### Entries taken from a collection

** Start **

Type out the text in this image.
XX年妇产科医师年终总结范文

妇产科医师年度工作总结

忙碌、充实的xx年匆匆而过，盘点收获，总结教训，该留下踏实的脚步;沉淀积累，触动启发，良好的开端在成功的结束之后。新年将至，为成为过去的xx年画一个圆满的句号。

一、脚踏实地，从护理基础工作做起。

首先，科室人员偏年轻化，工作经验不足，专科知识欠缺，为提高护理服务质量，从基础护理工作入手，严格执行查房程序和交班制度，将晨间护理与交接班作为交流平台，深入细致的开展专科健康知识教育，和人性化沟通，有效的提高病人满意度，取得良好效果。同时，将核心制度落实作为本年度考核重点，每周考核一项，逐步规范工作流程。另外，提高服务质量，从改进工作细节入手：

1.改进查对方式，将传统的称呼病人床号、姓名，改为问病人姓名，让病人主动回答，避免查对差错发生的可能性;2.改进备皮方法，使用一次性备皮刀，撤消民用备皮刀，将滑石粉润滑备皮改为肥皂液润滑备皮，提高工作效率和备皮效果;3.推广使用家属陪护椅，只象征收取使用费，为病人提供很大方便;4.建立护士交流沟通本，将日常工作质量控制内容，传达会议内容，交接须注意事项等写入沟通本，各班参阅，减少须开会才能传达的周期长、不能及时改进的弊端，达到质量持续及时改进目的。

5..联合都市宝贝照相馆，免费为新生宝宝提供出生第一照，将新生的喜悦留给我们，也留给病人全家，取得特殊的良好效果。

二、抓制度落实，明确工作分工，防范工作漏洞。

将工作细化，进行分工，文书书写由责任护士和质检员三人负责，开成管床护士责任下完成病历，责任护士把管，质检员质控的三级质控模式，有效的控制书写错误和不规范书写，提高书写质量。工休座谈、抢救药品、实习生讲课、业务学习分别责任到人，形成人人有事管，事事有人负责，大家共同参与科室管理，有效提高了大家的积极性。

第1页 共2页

** End **

### PROBLEM DESCRIPTION
Each record must be returned exactly as it is written.

### WORKED SOLUTION
Type out the text in this image.
XX年妇产科医师年终总结范文

妇产科医师年度工作总结

忙碌、充实的xx年匆匆而过，盘点收获，总结教训，该留下踏实的脚步;沉淀积累，触动启发，良好的开端在成功的结束之后。新年将至，为成为过去的xx年画一个圆满的句号。

一、脚踏实地，从护理基础工作做起。

首先，科室人员偏年轻化，工作经验不足，专科知识欠缺，为提高护理服务质量，从基础护理工作入手，严格执行查房程序和交班制度，将晨间护理与交接班作为交流平台，深入细致的开展专科健康知识教育，和人性化沟通，有效的提高病人满意度，取得良好效果。同时，将核心制度落实作为本年度考核重点，每周考核一项，逐步规范工作流程。另外，提高服务质量，从改进工作细节入手：

1.改进查对方式，将传统的称呼病人床号、姓名，改为问病人姓名，让病人主动回答，避免查对差错发生的可能性;2.改进备皮方法，使用一次性备皮刀，撤消民用备皮刀，将滑石粉润滑备皮改为肥皂液润滑备皮，提高工作效率和备皮效果;3.推广使用家属陪护椅，只象征收取使用费，为病人提供很大方便;4.建立护士交流沟通本，将日常工作质量控制内容，传达会议内容，交接须注意事项等写入沟通本，各班参阅，减少须开会才能传达的周期长、不能及时改进的弊端，达到质量持续及时改进目的。

5..联合都市宝贝照相馆，免费为新生宝宝提供出生第一照，将新生的喜悦留给我们，也留给病人全家，取得特殊的良好效果。

二、抓制度落实，明确工作分工，防范工作漏洞。

将工作细化，进行分工，文书书写由责任护士和质检员三人负责，开成管床护士责任下完成病历，责任护士把管，质检员质控的三级质控模式，有效的控制书写错误和不规范书写，提高书写质量。工休座谈、抢救药品、实习生讲课、业务学习分别责任到人，形成人人有事管，事事有人负责，大家共同参与科室管理，有效提高了大家的积极性。

第1页 共2页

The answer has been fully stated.